Input for this task:
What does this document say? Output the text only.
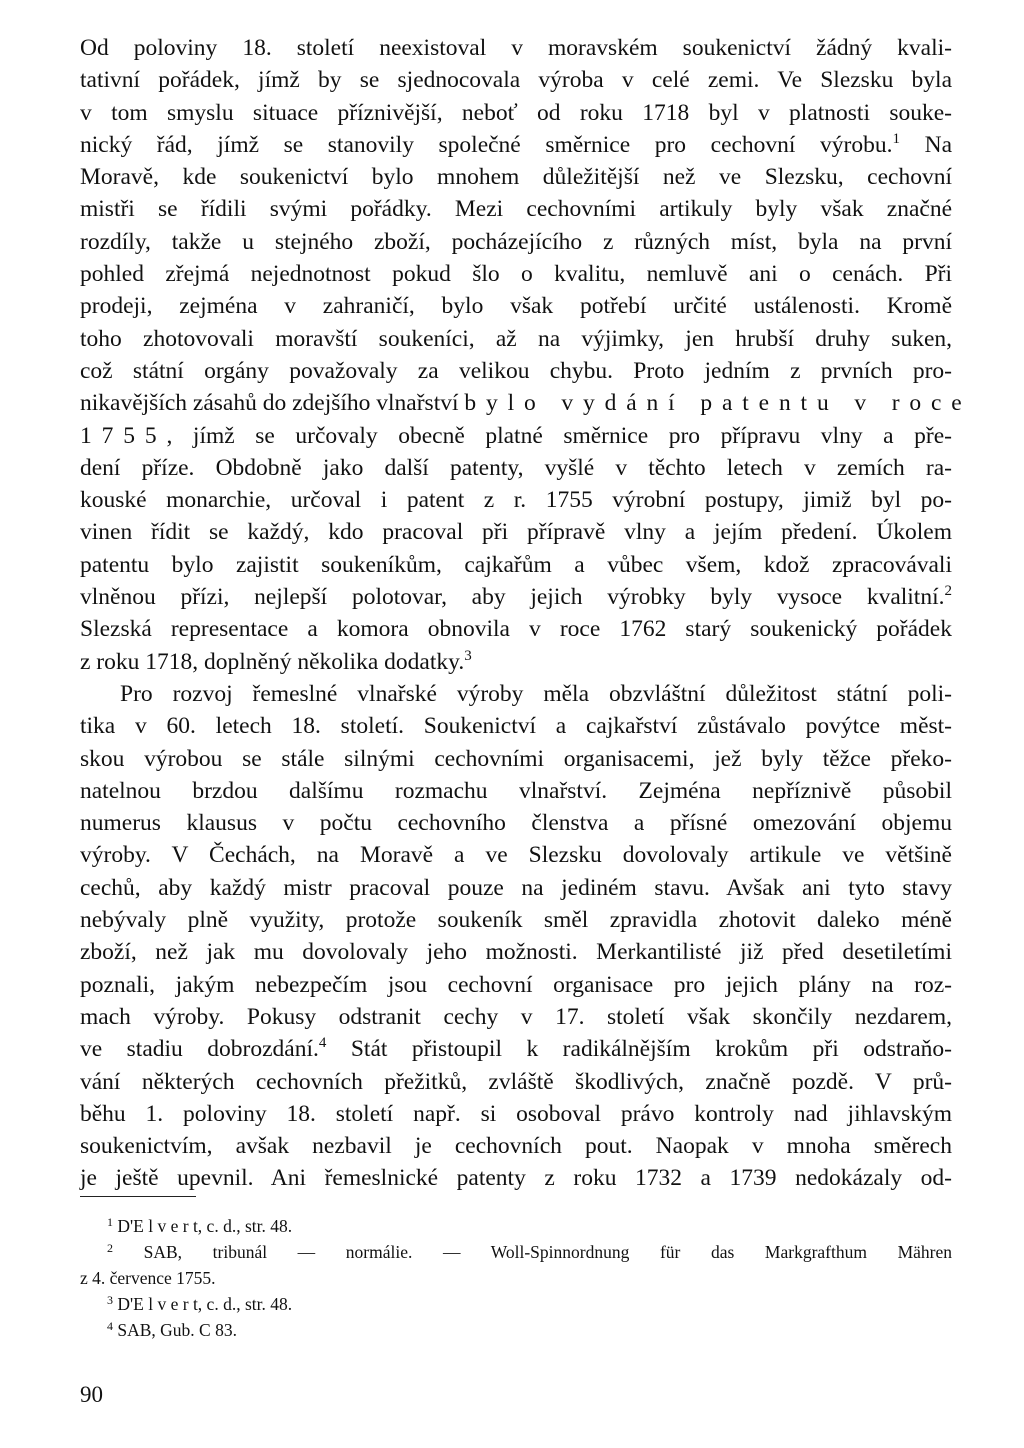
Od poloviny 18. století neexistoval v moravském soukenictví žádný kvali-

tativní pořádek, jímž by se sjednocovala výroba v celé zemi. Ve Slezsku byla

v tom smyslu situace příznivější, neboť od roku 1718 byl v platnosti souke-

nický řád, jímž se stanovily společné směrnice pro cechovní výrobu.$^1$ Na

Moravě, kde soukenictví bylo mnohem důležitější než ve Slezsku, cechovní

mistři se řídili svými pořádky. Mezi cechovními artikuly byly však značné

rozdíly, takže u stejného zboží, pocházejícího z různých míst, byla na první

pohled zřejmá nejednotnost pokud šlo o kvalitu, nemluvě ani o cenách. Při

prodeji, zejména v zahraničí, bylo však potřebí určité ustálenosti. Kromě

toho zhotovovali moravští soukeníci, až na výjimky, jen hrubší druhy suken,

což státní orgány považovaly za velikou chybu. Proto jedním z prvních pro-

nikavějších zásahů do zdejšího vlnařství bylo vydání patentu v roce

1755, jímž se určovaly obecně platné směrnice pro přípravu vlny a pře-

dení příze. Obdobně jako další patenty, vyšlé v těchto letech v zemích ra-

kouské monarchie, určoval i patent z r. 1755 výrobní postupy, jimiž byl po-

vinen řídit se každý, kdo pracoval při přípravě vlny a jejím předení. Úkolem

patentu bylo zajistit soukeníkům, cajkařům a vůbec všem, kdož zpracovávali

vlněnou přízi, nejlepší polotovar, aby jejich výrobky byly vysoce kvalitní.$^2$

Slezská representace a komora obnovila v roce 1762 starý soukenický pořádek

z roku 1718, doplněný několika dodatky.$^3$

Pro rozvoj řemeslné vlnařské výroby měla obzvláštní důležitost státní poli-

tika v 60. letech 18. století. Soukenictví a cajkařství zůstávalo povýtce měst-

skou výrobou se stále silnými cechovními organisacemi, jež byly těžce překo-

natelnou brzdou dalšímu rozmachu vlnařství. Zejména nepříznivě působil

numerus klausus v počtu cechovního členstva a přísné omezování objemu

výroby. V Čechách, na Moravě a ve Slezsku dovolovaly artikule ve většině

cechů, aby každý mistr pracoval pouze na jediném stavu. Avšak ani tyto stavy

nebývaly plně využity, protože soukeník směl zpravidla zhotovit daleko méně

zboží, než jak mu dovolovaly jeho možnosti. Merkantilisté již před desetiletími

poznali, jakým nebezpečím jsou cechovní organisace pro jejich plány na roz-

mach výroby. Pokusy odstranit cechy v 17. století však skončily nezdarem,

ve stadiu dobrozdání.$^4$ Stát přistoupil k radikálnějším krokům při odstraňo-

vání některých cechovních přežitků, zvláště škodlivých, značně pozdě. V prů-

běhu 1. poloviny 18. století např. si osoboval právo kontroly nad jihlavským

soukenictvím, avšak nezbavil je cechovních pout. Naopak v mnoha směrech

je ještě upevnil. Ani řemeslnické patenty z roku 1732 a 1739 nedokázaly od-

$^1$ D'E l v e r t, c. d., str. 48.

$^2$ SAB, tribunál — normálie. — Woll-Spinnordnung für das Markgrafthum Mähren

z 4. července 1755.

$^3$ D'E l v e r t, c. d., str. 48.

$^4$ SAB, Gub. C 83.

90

Exercise goal: From the material above, gather all lines that include the string "jímž" and copy them.

Answer for the task:
tativní pořádek, jímž by se sjednocovala výroba v celé zemi. Ve Slezsku byla
nický řád, jímž se stanovily společné směrnice pro cechovní výrobu.$^1$ Na
1755, jímž se určovaly obecně platné směrnice pro přípravu vlny a pře-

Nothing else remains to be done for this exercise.